:: EXERCISE MATERIAL

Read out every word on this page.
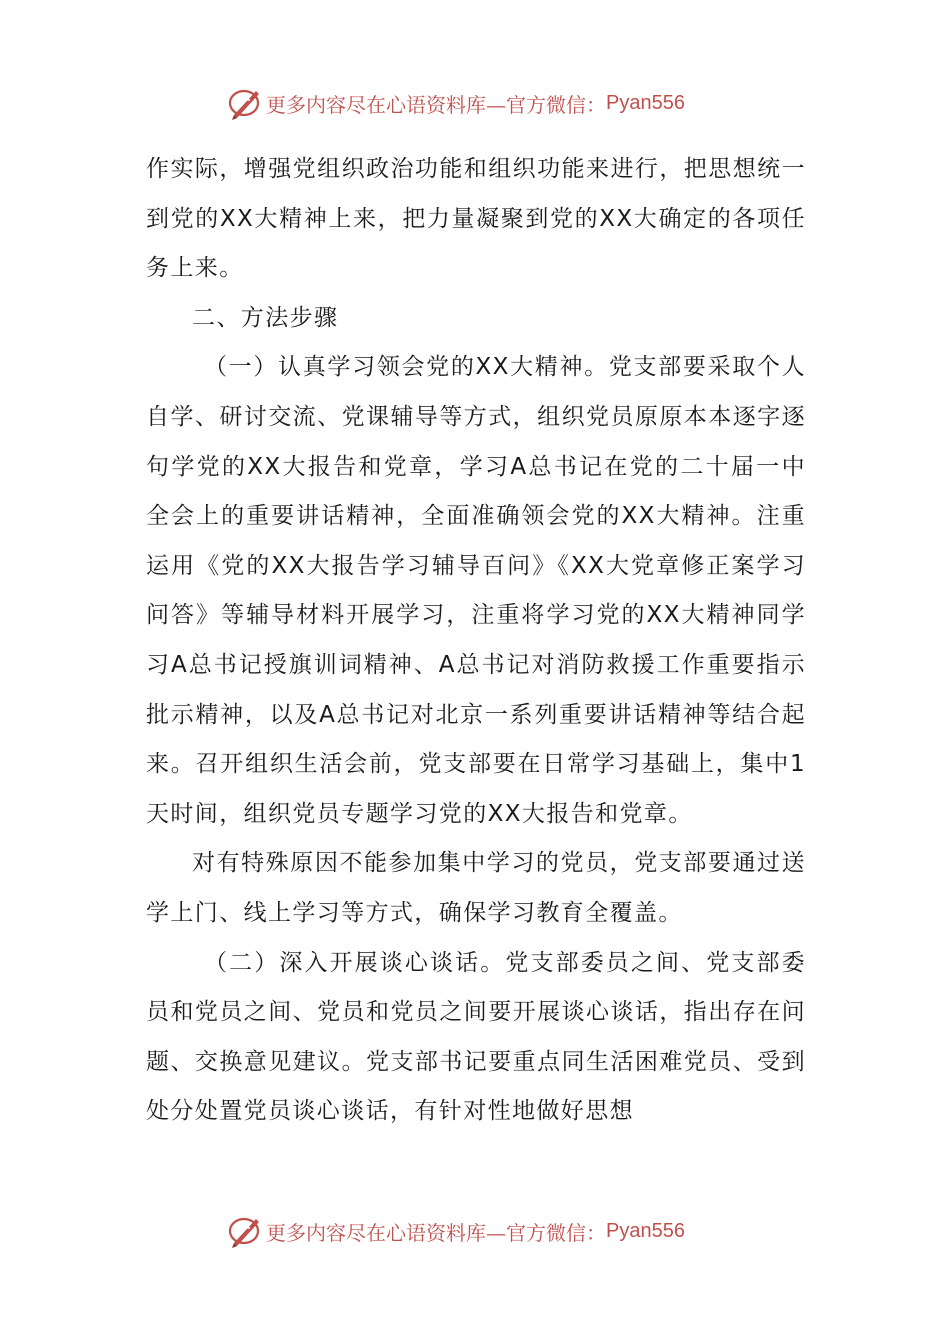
更多内容尽在心语资料库—官方微信： Pyan556

作实际，增强党组织政治功能和组织功能来进行，把思想统一到党的XX大精神上来，把力量凝聚到党的XX大确定的各项任务上来。

二、方法步骤

（一）认真学习领会党的XX大精神。党支部要采取个人自学、研讨交流、党课辅导等方式，组织党员原原本本逐字逐句学党的XX大报告和党章，学习A总书记在党的二十届一中全会上的重要讲话精神，全面准确领会党的XX大精神。注重运用《党的XX大报告学习辅导百问》《XX大党章修正案学习问答》等辅导材料开展学习，注重将学习党的XX大精神同学习A总书记授旗训词精神、A总书记对消防救援工作重要指示批示精神，以及A总书记对北京一系列重要讲话精神等结合起来。召开组织生活会前，党支部要在日常学习基础上，集中1天时间，组织党员专题学习党的XX大报告和党章。

对有特殊原因不能参加集中学习的党员，党支部要通过送学上门、线上学习等方式，确保学习教育全覆盖。

（二）深入开展谈心谈话。党支部委员之间、党支部委员和党员之间、党员和党员之间要开展谈心谈话，指出存在问题、交换意见建议。党支部书记要重点同生活困难党员、受到处分处置党员谈心谈话，有针对性地做好思想

更多内容尽在心语资料库—官方微信： Pyan556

::::

SET PROBLEM:
Copy the material shown above in full and exactly. Skip the pictures.

SOLUTION TO THE PROBLEM:
Read out every word on this page.
更多内容尽在心语资料库—官方微信： Pyan556

作实际，增强党组织政治功能和组织功能来进行，把思想统一到党的XX大精神上来，把力量凝聚到党的XX大确定的各项任务上来。

二、方法步骤

（一）认真学习领会党的XX大精神。党支部要采取个人自学、研讨交流、党课辅导等方式，组织党员原原本本逐字逐句学党的XX大报告和党章，学习A总书记在党的二十届一中全会上的重要讲话精神，全面准确领会党的XX大精神。注重运用《党的XX大报告学习辅导百问》《XX大党章修正案学习问答》等辅导材料开展学习，注重将学习党的XX大精神同学习A总书记授旗训词精神、A总书记对消防救援工作重要指示批示精神，以及A总书记对北京一系列重要讲话精神等结合起来。召开组织生活会前，党支部要在日常学习基础上，集中1天时间，组织党员专题学习党的XX大报告和党章。

对有特殊原因不能参加集中学习的党员，党支部要通过送学上门、线上学习等方式，确保学习教育全覆盖。

（二）深入开展谈心谈话。党支部委员之间、党支部委员和党员之间、党员和党员之间要开展谈心谈话，指出存在问题、交换意见建议。党支部书记要重点同生活困难党员、受到处分处置党员谈心谈话，有针对性地做好思想

更多内容尽在心语资料库—官方微信： Pyan556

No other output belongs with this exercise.